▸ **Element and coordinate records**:

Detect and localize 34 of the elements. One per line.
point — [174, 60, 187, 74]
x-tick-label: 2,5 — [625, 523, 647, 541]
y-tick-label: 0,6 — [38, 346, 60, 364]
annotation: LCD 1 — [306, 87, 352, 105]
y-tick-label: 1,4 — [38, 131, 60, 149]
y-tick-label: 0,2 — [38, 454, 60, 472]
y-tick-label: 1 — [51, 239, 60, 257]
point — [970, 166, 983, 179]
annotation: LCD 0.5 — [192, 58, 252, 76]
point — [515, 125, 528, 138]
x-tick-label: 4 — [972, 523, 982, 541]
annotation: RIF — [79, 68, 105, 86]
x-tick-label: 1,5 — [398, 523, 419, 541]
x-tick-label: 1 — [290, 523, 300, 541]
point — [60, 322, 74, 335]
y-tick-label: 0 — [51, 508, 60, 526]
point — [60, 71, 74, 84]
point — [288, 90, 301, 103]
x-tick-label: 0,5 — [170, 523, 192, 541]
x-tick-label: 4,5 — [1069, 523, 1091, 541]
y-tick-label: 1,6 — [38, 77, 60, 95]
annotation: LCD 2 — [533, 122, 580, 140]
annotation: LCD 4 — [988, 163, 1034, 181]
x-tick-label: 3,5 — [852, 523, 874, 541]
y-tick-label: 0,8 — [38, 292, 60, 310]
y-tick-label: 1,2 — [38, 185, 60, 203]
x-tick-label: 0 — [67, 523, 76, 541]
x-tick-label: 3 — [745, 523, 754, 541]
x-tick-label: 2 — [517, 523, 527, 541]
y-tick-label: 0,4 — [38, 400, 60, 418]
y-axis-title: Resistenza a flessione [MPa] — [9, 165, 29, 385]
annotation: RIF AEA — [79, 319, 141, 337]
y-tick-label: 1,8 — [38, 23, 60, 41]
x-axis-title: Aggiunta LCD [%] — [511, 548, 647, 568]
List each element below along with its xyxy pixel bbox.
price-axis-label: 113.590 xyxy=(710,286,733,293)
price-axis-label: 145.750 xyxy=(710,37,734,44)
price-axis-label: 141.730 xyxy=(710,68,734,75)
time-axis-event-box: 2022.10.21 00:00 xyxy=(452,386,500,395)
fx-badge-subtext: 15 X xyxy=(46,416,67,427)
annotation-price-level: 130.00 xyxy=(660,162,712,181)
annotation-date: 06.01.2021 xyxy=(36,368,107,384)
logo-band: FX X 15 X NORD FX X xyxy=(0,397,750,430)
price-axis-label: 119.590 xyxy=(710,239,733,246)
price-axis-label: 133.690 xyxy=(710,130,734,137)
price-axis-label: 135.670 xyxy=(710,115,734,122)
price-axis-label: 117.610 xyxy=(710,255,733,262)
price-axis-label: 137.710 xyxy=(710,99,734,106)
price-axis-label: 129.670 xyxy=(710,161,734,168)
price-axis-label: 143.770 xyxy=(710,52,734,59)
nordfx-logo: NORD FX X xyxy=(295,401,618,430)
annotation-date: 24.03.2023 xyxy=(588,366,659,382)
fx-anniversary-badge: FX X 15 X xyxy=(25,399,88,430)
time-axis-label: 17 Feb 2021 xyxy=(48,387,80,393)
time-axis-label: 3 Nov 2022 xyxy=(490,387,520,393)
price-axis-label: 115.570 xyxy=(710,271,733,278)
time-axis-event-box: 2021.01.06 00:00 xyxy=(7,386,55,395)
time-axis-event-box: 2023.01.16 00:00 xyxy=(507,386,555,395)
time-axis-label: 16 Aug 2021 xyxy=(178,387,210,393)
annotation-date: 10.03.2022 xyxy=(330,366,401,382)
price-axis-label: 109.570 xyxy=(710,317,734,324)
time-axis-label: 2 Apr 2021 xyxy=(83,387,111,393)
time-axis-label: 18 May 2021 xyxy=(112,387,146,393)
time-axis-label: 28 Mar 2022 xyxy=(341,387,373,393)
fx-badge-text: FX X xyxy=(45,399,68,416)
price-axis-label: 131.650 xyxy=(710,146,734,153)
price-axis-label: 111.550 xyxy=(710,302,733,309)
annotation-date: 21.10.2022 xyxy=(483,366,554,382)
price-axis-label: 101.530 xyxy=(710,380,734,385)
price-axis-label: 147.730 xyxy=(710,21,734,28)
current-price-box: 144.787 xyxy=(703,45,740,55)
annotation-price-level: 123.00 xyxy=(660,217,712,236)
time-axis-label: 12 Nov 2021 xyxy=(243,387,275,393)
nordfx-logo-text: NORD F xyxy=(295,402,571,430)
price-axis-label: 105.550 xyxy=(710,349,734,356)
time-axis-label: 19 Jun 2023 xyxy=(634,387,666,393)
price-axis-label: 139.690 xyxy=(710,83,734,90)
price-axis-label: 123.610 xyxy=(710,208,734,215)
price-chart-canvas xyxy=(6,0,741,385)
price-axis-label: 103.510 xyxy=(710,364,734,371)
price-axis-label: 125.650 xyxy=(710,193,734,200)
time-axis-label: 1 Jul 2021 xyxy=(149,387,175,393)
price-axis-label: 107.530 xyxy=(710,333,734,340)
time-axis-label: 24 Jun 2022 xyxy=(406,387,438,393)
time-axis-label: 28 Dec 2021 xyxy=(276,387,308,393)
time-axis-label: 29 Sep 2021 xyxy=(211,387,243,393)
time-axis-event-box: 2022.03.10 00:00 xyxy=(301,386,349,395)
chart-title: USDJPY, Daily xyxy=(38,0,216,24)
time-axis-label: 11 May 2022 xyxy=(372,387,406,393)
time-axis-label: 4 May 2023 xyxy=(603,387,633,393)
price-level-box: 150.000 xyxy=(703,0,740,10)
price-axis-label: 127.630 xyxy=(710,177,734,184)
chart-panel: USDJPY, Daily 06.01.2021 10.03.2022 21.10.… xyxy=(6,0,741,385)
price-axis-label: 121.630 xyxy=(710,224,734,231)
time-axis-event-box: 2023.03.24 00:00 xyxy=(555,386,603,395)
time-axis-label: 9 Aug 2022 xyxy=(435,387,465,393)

▸ **GIVEN TASK**: Revise all the lines above so that "y-tick-label" becomes "y-axis-tick" everywhere, keeping everything else the same.

▸ **EXERCISE SOLUTION**:
Detect and localize 34 of the elements. One per line.
point — [174, 60, 187, 74]
x-tick-label: 2,5 — [625, 523, 647, 541]
y-axis-tick: 0,6 — [38, 346, 60, 364]
annotation: LCD 1 — [306, 87, 352, 105]
y-axis-tick: 1,4 — [38, 131, 60, 149]
y-axis-tick: 0,2 — [38, 454, 60, 472]
y-axis-tick: 1 — [51, 239, 60, 257]
point — [970, 166, 983, 179]
annotation: LCD 0.5 — [192, 58, 252, 76]
point — [515, 125, 528, 138]
x-tick-label: 4 — [972, 523, 982, 541]
annotation: RIF — [79, 68, 105, 86]
x-tick-label: 1,5 — [398, 523, 419, 541]
x-tick-label: 1 — [290, 523, 300, 541]
point — [60, 322, 74, 335]
y-axis-tick: 0 — [51, 508, 60, 526]
point — [60, 71, 74, 84]
point — [288, 90, 301, 103]
x-tick-label: 0,5 — [170, 523, 192, 541]
x-tick-label: 4,5 — [1069, 523, 1091, 541]
y-axis-tick: 1,6 — [38, 77, 60, 95]
annotation: LCD 2 — [533, 122, 580, 140]
annotation: LCD 4 — [988, 163, 1034, 181]
x-tick-label: 3,5 — [852, 523, 874, 541]
y-axis-tick: 0,8 — [38, 292, 60, 310]
y-axis-tick: 1,2 — [38, 185, 60, 203]
x-tick-label: 0 — [67, 523, 76, 541]
x-tick-label: 3 — [745, 523, 754, 541]
x-tick-label: 2 — [517, 523, 527, 541]
y-axis-tick: 0,4 — [38, 400, 60, 418]
y-axis-title: Resistenza a flessione [MPa] — [9, 165, 29, 385]
annotation: RIF AEA — [79, 319, 141, 337]
y-axis-tick: 1,8 — [38, 23, 60, 41]
x-axis-title: Aggiunta LCD [%] — [511, 548, 647, 568]
List each element below along with its xyxy pixel bbox.
price-axis-label: 113.590 xyxy=(710,286,733,293)
price-axis-label: 145.750 xyxy=(710,37,734,44)
price-axis-label: 141.730 xyxy=(710,68,734,75)
time-axis-event-box: 2022.10.21 00:00 xyxy=(452,386,500,395)
fx-badge-subtext: 15 X xyxy=(46,416,67,427)
annotation-price-level: 130.00 xyxy=(660,162,712,181)
annotation-date: 06.01.2021 xyxy=(36,368,107,384)
logo-band: FX X 15 X NORD FX X xyxy=(0,397,750,430)
price-axis-label: 119.590 xyxy=(710,239,733,246)
price-axis-label: 133.690 xyxy=(710,130,734,137)
price-axis-label: 135.670 xyxy=(710,115,734,122)
price-axis-label: 117.610 xyxy=(710,255,733,262)
price-axis-label: 137.710 xyxy=(710,99,734,106)
price-axis-label: 129.670 xyxy=(710,161,734,168)
price-axis-label: 143.770 xyxy=(710,52,734,59)
nordfx-logo: NORD FX X xyxy=(295,401,618,430)
annotation-date: 24.03.2023 xyxy=(588,366,659,382)
fx-anniversary-badge: FX X 15 X xyxy=(25,399,88,430)
time-axis-label: 17 Feb 2021 xyxy=(48,387,80,393)
time-axis-label: 3 Nov 2022 xyxy=(490,387,520,393)
price-axis-label: 115.570 xyxy=(710,271,733,278)
time-axis-event-box: 2021.01.06 00:00 xyxy=(7,386,55,395)
time-axis-event-box: 2023.01.16 00:00 xyxy=(507,386,555,395)
time-axis-label: 16 Aug 2021 xyxy=(178,387,210,393)
annotation-date: 10.03.2022 xyxy=(330,366,401,382)
price-axis-label: 109.570 xyxy=(710,317,734,324)
time-axis-label: 2 Apr 2021 xyxy=(83,387,111,393)
time-axis-label: 18 May 2021 xyxy=(112,387,146,393)
time-axis-label: 28 Mar 2022 xyxy=(341,387,373,393)
fx-badge-text: FX X xyxy=(45,399,68,416)
price-axis-label: 131.650 xyxy=(710,146,734,153)
price-axis-label: 111.550 xyxy=(710,302,733,309)
annotation-date: 21.10.2022 xyxy=(483,366,554,382)
price-axis-label: 101.530 xyxy=(710,380,734,385)
price-axis-label: 147.730 xyxy=(710,21,734,28)
current-price-box: 144.787 xyxy=(703,45,740,55)
annotation-price-level: 123.00 xyxy=(660,217,712,236)
time-axis-label: 12 Nov 2021 xyxy=(243,387,275,393)
nordfx-logo-text: NORD F xyxy=(295,402,571,430)
price-axis-label: 105.550 xyxy=(710,349,734,356)
time-axis-label: 19 Jun 2023 xyxy=(634,387,666,393)
price-axis-label: 139.690 xyxy=(710,83,734,90)
price-axis-label: 123.610 xyxy=(710,208,734,215)
price-chart-canvas xyxy=(6,0,741,385)
price-axis-label: 103.510 xyxy=(710,364,734,371)
price-axis-label: 125.650 xyxy=(710,193,734,200)
time-axis-label: 1 Jul 2021 xyxy=(149,387,175,393)
price-axis-label: 107.530 xyxy=(710,333,734,340)
time-axis-label: 24 Jun 2022 xyxy=(406,387,438,393)
time-axis-label: 28 Dec 2021 xyxy=(276,387,308,393)
time-axis-label: 29 Sep 2021 xyxy=(211,387,243,393)
time-axis-event-box: 2022.03.10 00:00 xyxy=(301,386,349,395)
chart-title: USDJPY, Daily xyxy=(38,0,216,24)
time-axis-label: 11 May 2022 xyxy=(372,387,406,393)
time-axis-label: 4 May 2023 xyxy=(603,387,633,393)
price-level-box: 150.000 xyxy=(703,0,740,10)
price-axis-label: 127.630 xyxy=(710,177,734,184)
chart-panel: USDJPY, Daily 06.01.2021 10.03.2022 21.10.… xyxy=(6,0,741,385)
price-axis-label: 121.630 xyxy=(710,224,734,231)
time-axis-event-box: 2023.03.24 00:00 xyxy=(555,386,603,395)
time-axis-label: 9 Aug 2022 xyxy=(435,387,465,393)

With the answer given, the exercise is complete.